Pull out every line below that contains the word "text".

Saved entries

▽

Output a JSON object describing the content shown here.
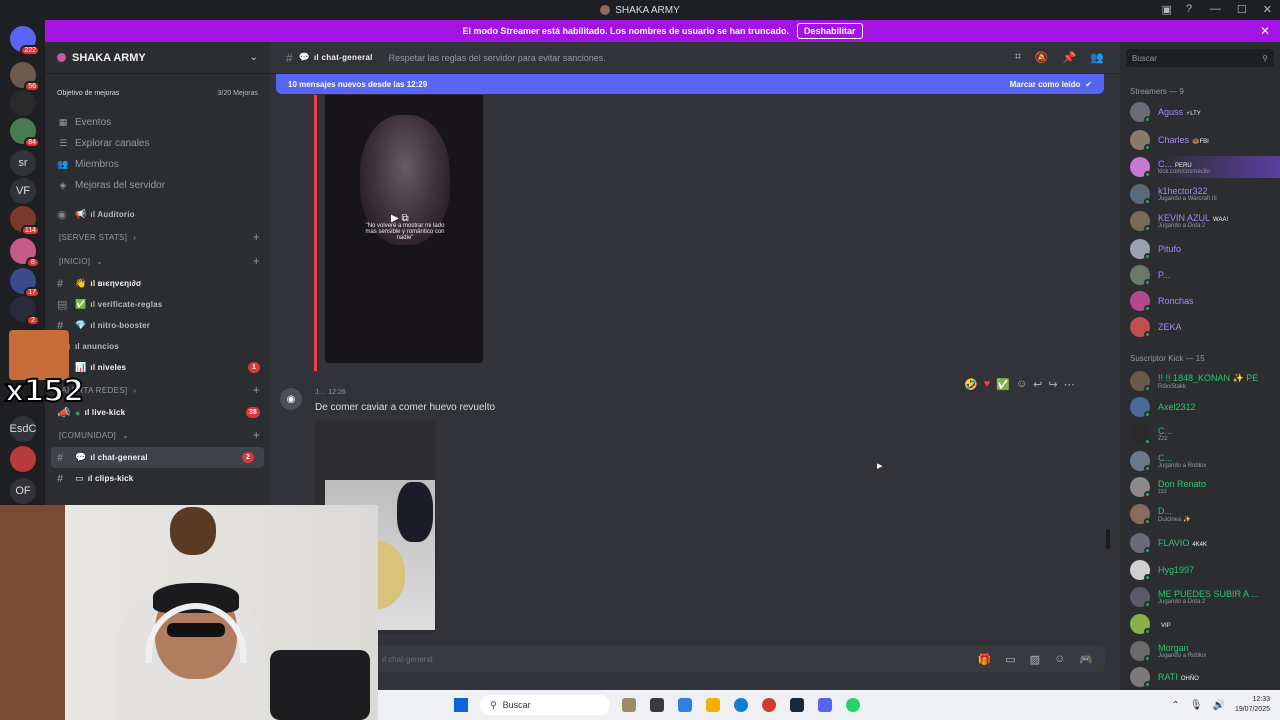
{
  "window": {
    "title": "SHAKA ARMY",
    "controls": [
      "—",
      "☐",
      "✕"
    ]
  },
  "banner": {
    "text": "El modo Streamer está habilitado. Los nombres de usuario se han truncado.",
    "button": "Deshabilitar"
  },
  "servers": [
    {
      "label": "",
      "badge": "222"
    },
    {
      "label": "",
      "badge": "56"
    },
    {
      "label": "",
      "badge": ""
    },
    {
      "label": "",
      "badge": "84"
    },
    {
      "label": "sr",
      "badge": ""
    },
    {
      "label": "VF",
      "badge": ""
    },
    {
      "label": "",
      "badge": "114"
    },
    {
      "label": "",
      "badge": "8"
    },
    {
      "label": "",
      "badge": "17"
    },
    {
      "label": "",
      "badge": "2"
    },
    {
      "label": "EsdC",
      "badge": ""
    },
    {
      "label": "",
      "badge": ""
    },
    {
      "label": "OF",
      "badge": ""
    }
  ],
  "guild": {
    "name": "SHAKA ARMY",
    "boost_goal": "Objetivo de mejoras",
    "boost_progress": "3/20 Mejoras"
  },
  "nav": [
    {
      "label": "Eventos",
      "icon": "calendar-icon",
      "glyph": "▦"
    },
    {
      "label": "Explorar canales",
      "icon": "browse-channels-icon",
      "glyph": "☰"
    },
    {
      "label": "Miembros",
      "icon": "members-icon",
      "glyph": "👥"
    },
    {
      "label": "Mejoras del servidor",
      "icon": "boost-icon",
      "glyph": "◈"
    }
  ],
  "channels": {
    "auditorio": "ıl Auditorio",
    "cat_stats": "[SERVER STATS]",
    "cat_inicio": "[INICIO]",
    "bienvenida": "ıl вιєηνєηι∂σ",
    "verificate": "ıl verificate-reglas",
    "nitro": "ıl nitro-booster",
    "anuncios": "ıl anuncios",
    "niveles": "ıl niveles",
    "niveles_count": "1",
    "cat_alerta": "[ALERTA REDES]",
    "livekick": "ıl live-kick",
    "livekick_count": "38",
    "cat_comunidad": "[COMUNIDAD]",
    "general": "ıl chat-general",
    "general_count": "2",
    "clips": "ıl clips-kick"
  },
  "topbar": {
    "channel": "ıl chat-general",
    "topic": "Respetar las reglas del servidor para evitar sanciones."
  },
  "newmsgs": {
    "text": "10 mensajes nuevos desde las 12:29",
    "mark": "Marcar como leído"
  },
  "media1": {
    "overlay": "\"No volveré a mostrar mi lado mas sensible y romántico con nadie\""
  },
  "message": {
    "author": "J...",
    "time": "12:26",
    "text": "De comer caviar a comer huevo revuelto"
  },
  "composer": {
    "placeholder": "ıl chat-general"
  },
  "members": {
    "search": "Buscar",
    "group1": "Streamers — 9",
    "group2": "Suscriptor Kick — 15",
    "streamers": [
      {
        "name": "Aguss",
        "tag": "⚡LTY",
        "sub": "",
        "color": "#a78bfa"
      },
      {
        "name": "Charles",
        "tag": "🍩FBI",
        "sub": "",
        "color": "#a78bfa"
      },
      {
        "name": "C...",
        "tag": "PERU",
        "sub": "kick.com/cosmecito",
        "color": "#a78bfa"
      },
      {
        "name": "k1hector322",
        "tag": "",
        "sub": "Jugando a Warcraft III",
        "color": "#a78bfa"
      },
      {
        "name": "KEVIN AZUL",
        "tag": "WAA!",
        "sub": "Jugando a Dota 2",
        "color": "#a78bfa"
      },
      {
        "name": "Pitufo",
        "tag": "",
        "sub": "",
        "color": "#a78bfa"
      },
      {
        "name": "P...",
        "tag": "",
        "sub": "",
        "color": "#a78bfa"
      },
      {
        "name": "Ronchas",
        "tag": "",
        "sub": "",
        "color": "#a78bfa"
      },
      {
        "name": "ZEKA",
        "tag": "",
        "sub": "",
        "color": "#a78bfa"
      }
    ],
    "subs": [
      {
        "name": "!! !! 1848_KONAN ✨ PE",
        "tag": "",
        "sub": "Rdxx5takk"
      },
      {
        "name": "Axel2312",
        "tag": "",
        "sub": ""
      },
      {
        "name": "C...",
        "tag": "",
        "sub": "Zzz"
      },
      {
        "name": "C...",
        "tag": "",
        "sub": "Jugando a Roblox"
      },
      {
        "name": "Don Renato",
        "tag": "",
        "sub": "zzz"
      },
      {
        "name": "D...",
        "tag": "",
        "sub": "Dulcinea ✨"
      },
      {
        "name": "FLAVIO",
        "tag": "4K4K",
        "sub": ""
      },
      {
        "name": "Hyg1997",
        "tag": "",
        "sub": ""
      },
      {
        "name": "ME PUEDES SUBIR A ...",
        "tag": "",
        "sub": "Jugando a Dota 2"
      },
      {
        "name": "",
        "tag": "VIP",
        "sub": ""
      },
      {
        "name": "Morgan",
        "tag": "",
        "sub": "Jugando a Roblox"
      },
      {
        "name": "RATI",
        "tag": "OHÑO",
        "sub": ""
      }
    ]
  },
  "overlay": {
    "text": "x152"
  },
  "taskbar": {
    "search": "Buscar",
    "time": "12:33",
    "date": "19/07/2025"
  },
  "colors": {
    "banner": "#a313e3",
    "accent": "#5865f2",
    "online": "#23a55a",
    "unread": "#da373c"
  }
}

△

# Exercise solution
    "text": "El modo Streamer está habilitado. Los nombres de usuario se han truncado.",
    "text": "10 mensajes nuevos desde las 12:29",
    "text": "De comer caviar a comer huevo revuelto"
    "text": "x152"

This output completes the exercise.